■ WHAT IS ASKED ■
Edit the lines of the records from the line with "feature-item: ✓ Enterprise-grade" up to and including the line with "workspace-selector[interactable]: ⌄ [32, 59, 138, 83]". Write out only those lines, with "check-icon" swapped for "checkmark-icon" and everything else unchanged.

■ MATERIAL FOR THE TASK ■
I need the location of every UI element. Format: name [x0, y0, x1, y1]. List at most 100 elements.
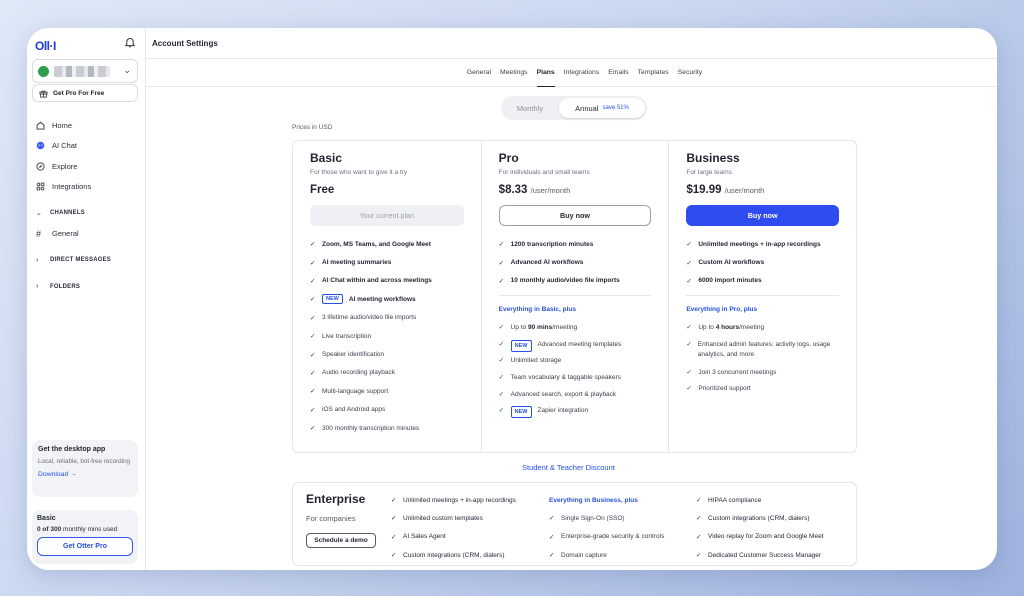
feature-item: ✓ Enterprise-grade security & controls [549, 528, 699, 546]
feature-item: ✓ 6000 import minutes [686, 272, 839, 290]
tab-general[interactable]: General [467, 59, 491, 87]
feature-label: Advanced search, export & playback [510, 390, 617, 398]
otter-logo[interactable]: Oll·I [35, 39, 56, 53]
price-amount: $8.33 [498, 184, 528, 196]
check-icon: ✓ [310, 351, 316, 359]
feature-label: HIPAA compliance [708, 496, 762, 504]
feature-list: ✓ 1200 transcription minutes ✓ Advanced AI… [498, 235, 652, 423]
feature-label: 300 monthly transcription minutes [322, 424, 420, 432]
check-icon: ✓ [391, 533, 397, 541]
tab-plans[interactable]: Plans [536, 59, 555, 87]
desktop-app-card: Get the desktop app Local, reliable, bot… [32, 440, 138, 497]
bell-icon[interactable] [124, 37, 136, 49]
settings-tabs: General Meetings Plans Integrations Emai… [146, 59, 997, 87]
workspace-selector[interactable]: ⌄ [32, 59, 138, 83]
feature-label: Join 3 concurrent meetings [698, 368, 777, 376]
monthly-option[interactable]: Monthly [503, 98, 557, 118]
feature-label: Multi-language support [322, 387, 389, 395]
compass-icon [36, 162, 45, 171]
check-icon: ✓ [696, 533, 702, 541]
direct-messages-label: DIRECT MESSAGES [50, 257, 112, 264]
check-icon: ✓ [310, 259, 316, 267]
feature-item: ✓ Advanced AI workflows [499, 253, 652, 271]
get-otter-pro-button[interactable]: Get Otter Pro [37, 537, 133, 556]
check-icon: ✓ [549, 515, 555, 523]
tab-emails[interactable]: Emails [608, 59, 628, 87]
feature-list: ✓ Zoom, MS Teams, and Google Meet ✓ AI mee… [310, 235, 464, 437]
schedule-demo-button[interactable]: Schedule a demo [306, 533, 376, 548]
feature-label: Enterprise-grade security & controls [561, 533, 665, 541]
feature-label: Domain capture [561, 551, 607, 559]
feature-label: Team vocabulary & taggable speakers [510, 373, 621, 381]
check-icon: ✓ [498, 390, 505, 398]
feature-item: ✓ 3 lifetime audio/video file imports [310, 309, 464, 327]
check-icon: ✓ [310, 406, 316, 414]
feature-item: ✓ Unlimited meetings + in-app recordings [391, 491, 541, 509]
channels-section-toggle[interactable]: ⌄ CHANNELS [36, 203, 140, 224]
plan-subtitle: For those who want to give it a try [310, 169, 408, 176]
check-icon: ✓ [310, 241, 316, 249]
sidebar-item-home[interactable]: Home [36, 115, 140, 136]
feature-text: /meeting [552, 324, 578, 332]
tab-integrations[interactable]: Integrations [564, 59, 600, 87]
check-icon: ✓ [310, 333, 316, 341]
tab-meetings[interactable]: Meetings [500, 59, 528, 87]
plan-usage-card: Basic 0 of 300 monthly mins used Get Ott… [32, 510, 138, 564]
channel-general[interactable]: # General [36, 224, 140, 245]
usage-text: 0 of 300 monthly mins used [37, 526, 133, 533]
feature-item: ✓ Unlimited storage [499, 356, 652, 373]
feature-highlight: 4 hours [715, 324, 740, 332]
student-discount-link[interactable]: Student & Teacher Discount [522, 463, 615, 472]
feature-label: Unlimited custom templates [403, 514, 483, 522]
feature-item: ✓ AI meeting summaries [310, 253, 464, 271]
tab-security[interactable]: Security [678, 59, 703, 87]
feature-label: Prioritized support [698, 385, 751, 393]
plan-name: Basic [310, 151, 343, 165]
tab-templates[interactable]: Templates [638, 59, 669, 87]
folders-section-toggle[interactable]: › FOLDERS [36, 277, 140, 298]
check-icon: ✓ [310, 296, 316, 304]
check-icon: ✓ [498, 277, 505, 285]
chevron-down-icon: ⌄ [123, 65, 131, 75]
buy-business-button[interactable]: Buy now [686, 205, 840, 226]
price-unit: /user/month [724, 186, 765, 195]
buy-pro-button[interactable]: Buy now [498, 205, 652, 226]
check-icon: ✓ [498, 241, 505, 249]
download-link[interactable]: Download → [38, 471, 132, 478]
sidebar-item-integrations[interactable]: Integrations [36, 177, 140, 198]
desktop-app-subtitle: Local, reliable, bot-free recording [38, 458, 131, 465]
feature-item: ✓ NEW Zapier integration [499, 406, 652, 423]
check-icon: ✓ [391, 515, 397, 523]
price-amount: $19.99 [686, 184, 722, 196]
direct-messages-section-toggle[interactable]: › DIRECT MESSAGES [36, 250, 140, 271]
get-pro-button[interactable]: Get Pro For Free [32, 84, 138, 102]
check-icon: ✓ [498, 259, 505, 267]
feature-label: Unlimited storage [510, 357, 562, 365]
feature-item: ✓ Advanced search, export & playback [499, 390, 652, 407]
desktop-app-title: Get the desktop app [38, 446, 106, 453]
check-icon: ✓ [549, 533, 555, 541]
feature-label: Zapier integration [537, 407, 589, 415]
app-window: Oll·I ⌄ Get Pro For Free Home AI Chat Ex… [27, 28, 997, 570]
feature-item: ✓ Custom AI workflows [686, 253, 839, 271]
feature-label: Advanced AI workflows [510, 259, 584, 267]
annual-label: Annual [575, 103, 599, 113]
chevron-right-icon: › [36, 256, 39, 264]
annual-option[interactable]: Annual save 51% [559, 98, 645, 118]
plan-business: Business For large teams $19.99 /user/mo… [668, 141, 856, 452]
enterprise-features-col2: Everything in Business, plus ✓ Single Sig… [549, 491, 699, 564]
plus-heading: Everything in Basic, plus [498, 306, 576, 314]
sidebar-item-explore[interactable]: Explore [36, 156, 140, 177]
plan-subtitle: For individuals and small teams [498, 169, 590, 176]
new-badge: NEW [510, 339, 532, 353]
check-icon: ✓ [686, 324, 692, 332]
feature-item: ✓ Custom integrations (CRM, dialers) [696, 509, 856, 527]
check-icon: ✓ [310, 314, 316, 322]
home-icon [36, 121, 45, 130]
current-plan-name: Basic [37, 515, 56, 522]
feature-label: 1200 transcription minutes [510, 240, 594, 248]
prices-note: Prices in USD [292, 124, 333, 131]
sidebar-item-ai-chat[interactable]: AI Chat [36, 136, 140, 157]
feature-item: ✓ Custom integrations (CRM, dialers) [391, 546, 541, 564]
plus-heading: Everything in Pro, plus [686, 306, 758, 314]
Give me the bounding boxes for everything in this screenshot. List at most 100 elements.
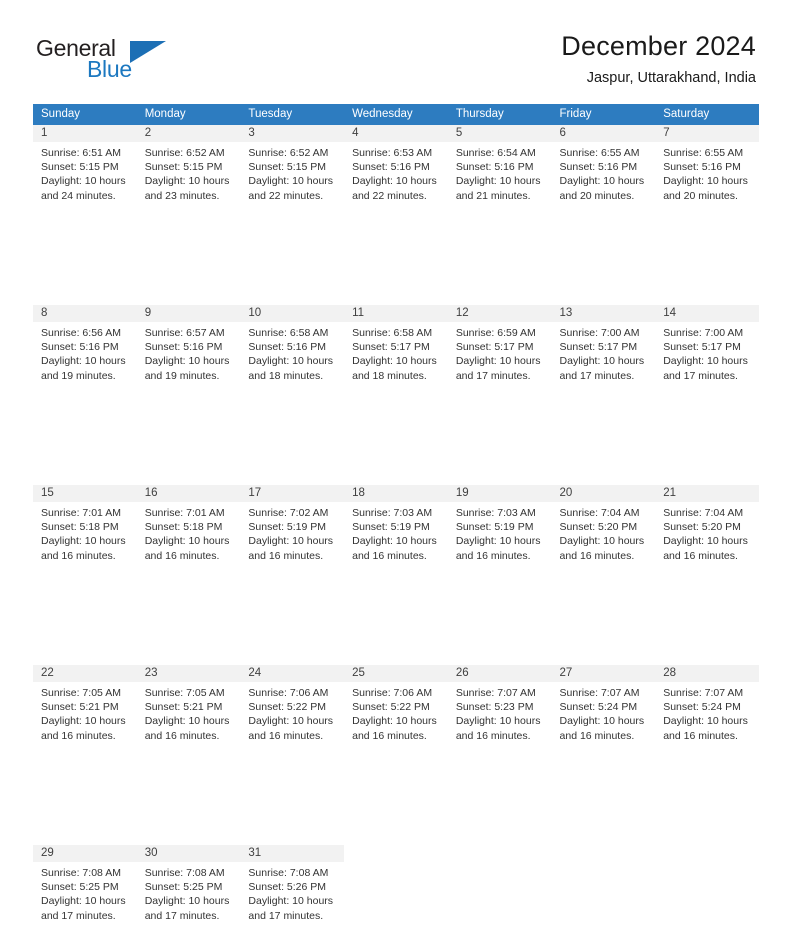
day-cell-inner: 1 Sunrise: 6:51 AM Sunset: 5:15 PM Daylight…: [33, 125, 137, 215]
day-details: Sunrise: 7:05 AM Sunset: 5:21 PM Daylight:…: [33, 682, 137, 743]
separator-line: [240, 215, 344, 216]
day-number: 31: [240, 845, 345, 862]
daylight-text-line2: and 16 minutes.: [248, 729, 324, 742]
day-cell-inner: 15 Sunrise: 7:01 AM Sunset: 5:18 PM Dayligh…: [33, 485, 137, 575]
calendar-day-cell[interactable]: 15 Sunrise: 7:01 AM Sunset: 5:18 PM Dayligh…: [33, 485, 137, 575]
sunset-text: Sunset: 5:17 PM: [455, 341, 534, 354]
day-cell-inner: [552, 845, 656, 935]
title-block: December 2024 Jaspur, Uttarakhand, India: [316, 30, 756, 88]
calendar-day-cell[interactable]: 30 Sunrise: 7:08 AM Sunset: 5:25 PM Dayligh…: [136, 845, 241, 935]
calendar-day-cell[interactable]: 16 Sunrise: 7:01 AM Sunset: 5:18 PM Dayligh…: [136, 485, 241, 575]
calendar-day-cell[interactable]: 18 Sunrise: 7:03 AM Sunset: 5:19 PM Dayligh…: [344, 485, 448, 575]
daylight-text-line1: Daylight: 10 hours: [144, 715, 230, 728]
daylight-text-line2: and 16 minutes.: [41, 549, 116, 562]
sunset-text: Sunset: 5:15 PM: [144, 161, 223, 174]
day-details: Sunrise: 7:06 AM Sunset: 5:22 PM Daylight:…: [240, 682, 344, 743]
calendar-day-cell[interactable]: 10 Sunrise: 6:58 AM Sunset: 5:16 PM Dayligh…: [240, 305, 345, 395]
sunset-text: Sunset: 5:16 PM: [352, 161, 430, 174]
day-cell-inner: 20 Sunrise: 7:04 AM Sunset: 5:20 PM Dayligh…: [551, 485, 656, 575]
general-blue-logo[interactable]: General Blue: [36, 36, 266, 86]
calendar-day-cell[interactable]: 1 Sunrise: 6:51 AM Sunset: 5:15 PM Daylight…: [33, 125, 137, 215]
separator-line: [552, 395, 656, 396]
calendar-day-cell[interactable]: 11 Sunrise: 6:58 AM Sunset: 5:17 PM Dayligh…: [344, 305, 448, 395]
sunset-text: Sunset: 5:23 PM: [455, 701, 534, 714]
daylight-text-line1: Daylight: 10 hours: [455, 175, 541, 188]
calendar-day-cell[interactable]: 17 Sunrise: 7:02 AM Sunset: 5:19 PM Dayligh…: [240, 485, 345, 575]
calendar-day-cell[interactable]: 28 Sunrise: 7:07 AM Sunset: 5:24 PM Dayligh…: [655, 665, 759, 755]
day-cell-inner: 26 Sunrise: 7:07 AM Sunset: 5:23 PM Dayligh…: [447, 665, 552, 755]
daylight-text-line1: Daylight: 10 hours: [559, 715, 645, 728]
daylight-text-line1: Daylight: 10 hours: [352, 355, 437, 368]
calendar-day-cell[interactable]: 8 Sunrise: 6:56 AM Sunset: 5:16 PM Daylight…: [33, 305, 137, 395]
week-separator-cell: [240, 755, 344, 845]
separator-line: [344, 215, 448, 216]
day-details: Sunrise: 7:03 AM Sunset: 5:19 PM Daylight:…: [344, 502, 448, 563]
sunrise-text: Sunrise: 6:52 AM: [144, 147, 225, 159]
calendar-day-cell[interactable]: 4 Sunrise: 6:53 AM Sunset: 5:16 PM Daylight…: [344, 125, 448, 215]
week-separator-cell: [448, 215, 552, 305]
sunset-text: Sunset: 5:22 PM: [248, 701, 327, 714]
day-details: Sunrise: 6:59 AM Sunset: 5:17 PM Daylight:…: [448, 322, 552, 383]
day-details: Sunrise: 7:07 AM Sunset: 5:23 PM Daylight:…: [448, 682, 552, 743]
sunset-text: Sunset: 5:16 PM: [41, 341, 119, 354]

■ OUTPUT OF THE EXERCISE ■
feature-item: ✓ Enterprise-grade security & controls [549, 528, 699, 546]
feature-item: ✓ 6000 import minutes [686, 272, 839, 290]
tab-general[interactable]: General [467, 59, 491, 87]
feature-label: Advanced search, export & playback [510, 390, 617, 398]
otter-logo[interactable]: Oll·I [35, 39, 56, 53]
price-amount: $8.33 [498, 184, 528, 196]
checkmark-icon: ✓ [310, 351, 316, 359]
feature-label: HIPAA compliance [708, 496, 762, 504]
feature-list: ✓ 1200 transcription minutes ✓ Advanced AI… [498, 235, 652, 423]
feature-label: 300 monthly transcription minutes [322, 424, 420, 432]
checkmark-icon: ✓ [391, 533, 397, 541]
tab-plans[interactable]: Plans [536, 59, 555, 87]
desktop-app-card: Get the desktop app Local, reliable, bot… [32, 440, 138, 497]
bell-icon[interactable] [124, 37, 136, 49]
settings-tabs: General Meetings Plans Integrations Emai… [146, 59, 997, 87]
workspace-selector[interactable]: ⌄ [32, 59, 138, 83]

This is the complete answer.